* [Given instruction] In the listing below, find every line containing "your" and copy it out.

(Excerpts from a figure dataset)
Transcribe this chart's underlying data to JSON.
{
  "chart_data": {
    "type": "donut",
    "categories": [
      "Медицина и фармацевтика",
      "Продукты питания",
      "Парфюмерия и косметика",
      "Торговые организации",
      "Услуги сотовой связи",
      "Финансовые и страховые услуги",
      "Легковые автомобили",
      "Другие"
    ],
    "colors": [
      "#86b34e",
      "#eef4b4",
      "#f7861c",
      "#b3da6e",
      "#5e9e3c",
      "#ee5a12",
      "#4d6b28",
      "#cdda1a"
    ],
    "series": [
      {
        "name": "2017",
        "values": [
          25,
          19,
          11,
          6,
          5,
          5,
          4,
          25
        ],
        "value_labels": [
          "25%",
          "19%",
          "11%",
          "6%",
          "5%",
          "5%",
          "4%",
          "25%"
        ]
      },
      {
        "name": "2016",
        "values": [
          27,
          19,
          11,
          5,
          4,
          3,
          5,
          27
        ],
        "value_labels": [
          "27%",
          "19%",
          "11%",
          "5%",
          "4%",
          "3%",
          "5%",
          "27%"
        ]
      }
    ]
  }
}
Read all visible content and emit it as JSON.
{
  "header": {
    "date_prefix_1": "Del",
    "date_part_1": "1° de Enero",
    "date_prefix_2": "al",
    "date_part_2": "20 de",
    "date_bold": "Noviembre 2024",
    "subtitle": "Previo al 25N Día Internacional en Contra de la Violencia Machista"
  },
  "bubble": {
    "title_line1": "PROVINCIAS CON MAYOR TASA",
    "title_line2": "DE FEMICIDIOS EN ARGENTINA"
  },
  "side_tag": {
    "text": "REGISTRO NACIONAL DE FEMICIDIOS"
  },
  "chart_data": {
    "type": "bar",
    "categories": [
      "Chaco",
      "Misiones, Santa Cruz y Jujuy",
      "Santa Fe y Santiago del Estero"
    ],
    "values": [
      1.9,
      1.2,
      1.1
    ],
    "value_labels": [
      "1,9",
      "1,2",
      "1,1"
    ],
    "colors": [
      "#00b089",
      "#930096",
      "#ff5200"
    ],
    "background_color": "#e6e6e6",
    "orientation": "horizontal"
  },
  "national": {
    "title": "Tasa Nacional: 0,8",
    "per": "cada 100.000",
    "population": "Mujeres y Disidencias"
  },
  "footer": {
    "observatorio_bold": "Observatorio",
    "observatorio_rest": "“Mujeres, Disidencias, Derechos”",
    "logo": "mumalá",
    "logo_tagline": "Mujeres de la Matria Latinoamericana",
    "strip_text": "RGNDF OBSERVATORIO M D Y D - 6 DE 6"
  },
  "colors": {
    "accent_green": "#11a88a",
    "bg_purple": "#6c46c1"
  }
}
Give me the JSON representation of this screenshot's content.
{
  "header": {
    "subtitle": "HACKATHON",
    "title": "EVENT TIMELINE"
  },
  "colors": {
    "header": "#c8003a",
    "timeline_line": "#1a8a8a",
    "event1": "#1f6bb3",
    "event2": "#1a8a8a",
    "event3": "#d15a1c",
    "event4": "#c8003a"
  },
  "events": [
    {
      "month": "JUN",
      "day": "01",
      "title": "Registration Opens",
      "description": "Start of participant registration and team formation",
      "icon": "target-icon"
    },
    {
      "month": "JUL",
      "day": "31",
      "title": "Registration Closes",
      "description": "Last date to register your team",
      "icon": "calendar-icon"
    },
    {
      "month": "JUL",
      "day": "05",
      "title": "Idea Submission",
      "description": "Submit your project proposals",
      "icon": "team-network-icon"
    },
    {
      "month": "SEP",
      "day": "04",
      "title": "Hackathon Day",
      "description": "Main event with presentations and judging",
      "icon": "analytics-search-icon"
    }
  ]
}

* [The result]
      "description": "Last date to register your team",
      "description": "Submit your project proposals",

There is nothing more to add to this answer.